▶ _Prompt_: Select every line containing the word "should" from the material, and copy those lines.

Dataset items
>>

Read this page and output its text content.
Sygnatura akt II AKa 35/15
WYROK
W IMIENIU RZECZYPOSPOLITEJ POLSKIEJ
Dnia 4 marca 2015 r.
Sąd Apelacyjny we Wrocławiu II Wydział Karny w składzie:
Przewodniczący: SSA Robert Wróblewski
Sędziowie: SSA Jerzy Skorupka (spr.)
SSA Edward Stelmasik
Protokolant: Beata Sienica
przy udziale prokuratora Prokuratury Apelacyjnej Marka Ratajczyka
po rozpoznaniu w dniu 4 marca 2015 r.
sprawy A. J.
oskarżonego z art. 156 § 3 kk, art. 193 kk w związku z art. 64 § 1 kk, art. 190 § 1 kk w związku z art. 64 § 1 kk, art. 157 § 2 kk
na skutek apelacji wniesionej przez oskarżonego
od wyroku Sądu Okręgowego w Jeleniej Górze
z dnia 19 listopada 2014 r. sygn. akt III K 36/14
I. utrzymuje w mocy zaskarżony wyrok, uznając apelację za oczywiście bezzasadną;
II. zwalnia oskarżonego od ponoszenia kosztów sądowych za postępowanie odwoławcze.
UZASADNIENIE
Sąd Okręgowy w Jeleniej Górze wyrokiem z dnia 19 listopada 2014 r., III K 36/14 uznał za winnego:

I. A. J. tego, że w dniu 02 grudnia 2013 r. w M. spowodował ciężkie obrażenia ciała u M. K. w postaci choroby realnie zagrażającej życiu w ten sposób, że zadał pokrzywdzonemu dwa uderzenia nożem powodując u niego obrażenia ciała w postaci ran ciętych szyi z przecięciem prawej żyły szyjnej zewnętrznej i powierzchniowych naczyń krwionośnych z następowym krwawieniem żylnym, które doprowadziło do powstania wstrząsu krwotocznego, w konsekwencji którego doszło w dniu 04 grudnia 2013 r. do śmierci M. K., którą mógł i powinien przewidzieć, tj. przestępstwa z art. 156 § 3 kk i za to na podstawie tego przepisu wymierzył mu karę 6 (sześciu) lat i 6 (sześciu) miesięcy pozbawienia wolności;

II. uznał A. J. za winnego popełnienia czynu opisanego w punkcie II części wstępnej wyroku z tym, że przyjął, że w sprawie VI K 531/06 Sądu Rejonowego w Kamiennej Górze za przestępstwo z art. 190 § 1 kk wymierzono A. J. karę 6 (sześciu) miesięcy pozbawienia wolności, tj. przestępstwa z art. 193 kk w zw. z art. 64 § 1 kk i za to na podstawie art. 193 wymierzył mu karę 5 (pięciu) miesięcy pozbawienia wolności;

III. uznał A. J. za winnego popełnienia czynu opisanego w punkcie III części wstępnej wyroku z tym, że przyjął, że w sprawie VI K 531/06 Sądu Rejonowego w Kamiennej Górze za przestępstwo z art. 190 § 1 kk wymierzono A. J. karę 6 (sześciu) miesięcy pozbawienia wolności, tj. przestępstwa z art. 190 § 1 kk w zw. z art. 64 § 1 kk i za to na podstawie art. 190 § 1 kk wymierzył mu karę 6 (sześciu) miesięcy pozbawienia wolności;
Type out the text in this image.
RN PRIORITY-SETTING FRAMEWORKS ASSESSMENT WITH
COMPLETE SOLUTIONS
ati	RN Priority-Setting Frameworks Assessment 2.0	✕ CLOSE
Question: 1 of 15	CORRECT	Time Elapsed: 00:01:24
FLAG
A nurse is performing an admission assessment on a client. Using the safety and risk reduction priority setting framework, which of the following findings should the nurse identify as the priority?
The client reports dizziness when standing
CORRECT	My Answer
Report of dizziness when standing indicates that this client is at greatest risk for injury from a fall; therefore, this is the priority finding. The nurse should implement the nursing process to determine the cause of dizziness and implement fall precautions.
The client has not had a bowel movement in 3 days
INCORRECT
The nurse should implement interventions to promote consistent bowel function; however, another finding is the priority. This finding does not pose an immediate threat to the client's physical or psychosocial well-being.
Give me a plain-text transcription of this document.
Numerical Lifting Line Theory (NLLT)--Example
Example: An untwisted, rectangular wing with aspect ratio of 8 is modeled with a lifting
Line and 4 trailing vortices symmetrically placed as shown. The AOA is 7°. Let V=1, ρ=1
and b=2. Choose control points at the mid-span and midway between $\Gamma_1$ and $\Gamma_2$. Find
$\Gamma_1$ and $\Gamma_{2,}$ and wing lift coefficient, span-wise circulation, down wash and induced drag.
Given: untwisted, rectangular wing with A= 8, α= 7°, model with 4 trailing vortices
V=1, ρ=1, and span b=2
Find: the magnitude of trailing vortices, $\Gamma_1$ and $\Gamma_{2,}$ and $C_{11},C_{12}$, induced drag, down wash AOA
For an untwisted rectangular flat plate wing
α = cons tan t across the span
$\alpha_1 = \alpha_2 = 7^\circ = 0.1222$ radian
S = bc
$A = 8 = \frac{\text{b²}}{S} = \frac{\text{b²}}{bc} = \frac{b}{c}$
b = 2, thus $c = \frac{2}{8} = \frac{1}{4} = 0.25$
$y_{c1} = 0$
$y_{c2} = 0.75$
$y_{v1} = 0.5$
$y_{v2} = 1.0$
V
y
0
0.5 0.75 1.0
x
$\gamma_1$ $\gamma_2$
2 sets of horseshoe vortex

<<

▶ _Expected answer_:
A nurse is performing an admission assessment on a client. Using the safety and risk reduction priority setting framework, which of the following findings should the nurse identify as the priority?
Report of dizziness when standing indicates that this client is at greatest risk for injury from a fall; therefore, this is the priority finding. The nurse should implement the nursing process to determine the cause of dizziness and implement fall precautions.
The nurse should implement interventions to promote consistent bowel function; however, another finding is the priority. This finding does not pose an immediate threat to the client's physical or psychosocial well-being.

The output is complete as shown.